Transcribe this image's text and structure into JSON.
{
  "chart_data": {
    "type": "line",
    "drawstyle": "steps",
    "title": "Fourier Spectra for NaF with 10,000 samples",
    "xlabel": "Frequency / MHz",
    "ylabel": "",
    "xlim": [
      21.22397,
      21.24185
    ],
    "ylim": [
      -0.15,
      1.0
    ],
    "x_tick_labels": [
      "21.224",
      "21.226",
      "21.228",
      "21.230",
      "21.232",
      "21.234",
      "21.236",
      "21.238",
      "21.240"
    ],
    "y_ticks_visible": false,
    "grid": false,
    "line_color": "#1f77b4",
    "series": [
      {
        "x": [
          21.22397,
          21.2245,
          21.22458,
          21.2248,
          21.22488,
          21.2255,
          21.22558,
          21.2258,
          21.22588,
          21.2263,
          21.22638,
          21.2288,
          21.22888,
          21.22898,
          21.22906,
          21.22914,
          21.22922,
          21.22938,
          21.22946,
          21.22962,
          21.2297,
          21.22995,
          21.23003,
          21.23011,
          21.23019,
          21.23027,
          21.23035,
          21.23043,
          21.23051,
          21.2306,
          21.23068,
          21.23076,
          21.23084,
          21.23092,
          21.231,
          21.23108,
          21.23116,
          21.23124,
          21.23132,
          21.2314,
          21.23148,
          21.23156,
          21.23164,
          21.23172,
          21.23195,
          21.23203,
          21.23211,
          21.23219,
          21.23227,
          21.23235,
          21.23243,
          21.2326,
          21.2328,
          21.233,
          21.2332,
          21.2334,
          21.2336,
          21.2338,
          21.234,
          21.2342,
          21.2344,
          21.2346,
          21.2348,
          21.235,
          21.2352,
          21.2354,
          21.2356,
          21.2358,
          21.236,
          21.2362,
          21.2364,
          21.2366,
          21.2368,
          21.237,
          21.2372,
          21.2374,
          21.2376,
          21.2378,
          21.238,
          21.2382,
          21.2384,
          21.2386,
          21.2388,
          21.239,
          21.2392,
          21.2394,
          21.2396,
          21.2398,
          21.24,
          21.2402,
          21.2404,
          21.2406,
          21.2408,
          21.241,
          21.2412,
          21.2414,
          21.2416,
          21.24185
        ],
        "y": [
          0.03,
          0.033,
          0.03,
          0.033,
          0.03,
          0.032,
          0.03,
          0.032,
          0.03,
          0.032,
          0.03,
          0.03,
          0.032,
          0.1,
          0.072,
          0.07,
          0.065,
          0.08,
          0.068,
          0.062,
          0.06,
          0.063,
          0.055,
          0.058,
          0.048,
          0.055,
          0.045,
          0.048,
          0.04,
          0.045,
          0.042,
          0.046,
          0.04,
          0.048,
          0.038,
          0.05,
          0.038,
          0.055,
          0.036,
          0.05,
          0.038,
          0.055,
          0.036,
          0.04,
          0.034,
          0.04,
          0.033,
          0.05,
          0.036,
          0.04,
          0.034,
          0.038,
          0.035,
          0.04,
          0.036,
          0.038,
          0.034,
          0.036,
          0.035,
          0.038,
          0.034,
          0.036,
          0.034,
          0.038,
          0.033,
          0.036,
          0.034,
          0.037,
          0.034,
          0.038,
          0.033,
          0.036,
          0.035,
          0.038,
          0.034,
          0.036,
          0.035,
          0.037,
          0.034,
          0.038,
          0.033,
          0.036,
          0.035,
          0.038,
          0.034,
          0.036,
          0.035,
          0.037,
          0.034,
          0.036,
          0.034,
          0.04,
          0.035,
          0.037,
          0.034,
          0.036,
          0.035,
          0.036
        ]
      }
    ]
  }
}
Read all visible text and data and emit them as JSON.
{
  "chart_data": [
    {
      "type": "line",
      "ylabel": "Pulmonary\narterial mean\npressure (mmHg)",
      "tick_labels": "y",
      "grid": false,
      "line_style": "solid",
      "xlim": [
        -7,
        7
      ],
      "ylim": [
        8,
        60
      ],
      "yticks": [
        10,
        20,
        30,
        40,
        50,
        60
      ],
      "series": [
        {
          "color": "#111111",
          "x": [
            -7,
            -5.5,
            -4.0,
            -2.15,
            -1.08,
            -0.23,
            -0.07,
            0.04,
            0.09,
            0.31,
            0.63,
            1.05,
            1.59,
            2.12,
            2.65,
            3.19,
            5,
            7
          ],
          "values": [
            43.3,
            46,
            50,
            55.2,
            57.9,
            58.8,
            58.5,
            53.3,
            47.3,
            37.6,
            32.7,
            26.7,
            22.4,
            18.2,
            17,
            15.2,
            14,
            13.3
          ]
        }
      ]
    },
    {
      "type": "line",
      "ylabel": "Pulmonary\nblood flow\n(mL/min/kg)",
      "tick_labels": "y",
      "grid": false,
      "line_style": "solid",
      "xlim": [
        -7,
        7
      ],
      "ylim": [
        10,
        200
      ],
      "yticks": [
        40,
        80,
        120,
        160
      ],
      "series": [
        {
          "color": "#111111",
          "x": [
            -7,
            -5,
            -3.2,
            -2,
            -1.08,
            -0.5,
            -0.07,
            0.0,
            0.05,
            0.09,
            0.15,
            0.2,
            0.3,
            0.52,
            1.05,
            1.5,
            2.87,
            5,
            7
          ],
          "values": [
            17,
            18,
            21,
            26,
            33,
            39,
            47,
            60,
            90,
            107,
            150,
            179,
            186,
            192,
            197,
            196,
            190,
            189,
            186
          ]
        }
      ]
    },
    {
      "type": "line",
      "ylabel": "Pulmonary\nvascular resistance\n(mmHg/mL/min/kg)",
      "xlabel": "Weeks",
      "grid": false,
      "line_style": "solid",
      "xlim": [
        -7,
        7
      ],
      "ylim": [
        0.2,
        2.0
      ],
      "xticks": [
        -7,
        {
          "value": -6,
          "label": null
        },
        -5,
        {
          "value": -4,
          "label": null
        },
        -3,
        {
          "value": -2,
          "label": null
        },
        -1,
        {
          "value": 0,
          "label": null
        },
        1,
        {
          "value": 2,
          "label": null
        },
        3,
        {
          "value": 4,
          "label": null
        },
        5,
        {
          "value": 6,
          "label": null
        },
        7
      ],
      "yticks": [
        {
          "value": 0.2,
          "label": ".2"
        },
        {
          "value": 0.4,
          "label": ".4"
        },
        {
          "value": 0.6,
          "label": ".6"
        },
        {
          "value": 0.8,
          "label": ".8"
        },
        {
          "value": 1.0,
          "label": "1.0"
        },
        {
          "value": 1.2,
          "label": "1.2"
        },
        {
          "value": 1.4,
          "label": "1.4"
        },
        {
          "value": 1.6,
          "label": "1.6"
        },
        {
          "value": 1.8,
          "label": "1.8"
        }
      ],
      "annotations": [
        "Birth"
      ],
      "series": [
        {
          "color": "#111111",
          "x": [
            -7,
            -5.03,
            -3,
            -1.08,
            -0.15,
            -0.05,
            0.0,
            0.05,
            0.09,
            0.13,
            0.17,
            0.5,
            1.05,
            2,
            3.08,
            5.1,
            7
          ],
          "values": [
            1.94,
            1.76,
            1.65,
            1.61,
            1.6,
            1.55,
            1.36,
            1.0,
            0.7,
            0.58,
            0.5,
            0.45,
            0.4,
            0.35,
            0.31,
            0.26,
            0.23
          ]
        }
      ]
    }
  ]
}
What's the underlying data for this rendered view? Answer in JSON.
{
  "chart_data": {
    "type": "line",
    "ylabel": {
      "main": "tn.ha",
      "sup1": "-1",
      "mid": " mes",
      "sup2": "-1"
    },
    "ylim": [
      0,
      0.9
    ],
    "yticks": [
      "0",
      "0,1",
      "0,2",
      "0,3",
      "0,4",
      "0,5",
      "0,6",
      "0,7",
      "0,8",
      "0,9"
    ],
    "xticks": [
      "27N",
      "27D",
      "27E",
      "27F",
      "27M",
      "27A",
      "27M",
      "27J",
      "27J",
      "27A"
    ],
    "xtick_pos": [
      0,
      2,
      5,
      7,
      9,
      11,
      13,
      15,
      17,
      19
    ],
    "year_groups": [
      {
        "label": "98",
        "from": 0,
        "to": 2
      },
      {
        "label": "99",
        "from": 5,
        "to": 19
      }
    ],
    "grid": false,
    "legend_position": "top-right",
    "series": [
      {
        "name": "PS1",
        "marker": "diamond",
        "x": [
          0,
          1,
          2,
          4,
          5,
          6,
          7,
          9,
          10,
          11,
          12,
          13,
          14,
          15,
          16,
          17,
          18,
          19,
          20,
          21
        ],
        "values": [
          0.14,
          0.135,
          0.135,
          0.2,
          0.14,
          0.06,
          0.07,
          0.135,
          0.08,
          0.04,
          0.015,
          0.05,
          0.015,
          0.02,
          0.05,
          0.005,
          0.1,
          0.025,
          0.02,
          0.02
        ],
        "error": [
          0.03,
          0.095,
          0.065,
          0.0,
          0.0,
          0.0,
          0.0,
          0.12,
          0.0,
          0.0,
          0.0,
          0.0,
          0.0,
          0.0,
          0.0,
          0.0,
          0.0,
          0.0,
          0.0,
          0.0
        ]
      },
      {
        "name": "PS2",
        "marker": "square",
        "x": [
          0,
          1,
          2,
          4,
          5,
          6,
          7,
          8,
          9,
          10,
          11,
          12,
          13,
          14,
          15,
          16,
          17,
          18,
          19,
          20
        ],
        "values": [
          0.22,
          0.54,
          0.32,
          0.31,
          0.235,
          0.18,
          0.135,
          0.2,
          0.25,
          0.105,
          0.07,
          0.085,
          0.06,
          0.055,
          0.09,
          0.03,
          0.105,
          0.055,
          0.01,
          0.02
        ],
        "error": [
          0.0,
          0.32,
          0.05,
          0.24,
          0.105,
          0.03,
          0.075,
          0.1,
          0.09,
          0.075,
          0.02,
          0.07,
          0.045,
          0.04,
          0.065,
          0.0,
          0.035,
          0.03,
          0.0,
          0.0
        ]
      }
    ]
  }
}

--- Problem to solve ---
Search the entries for the word "JSON" and pick out every line that holds it.

--- Response below ---
Transcribe this image's text and structure into JSON.
Read all visible text and data and emit them as JSON.
What's the underlying data for this rendered view? Answer in JSON.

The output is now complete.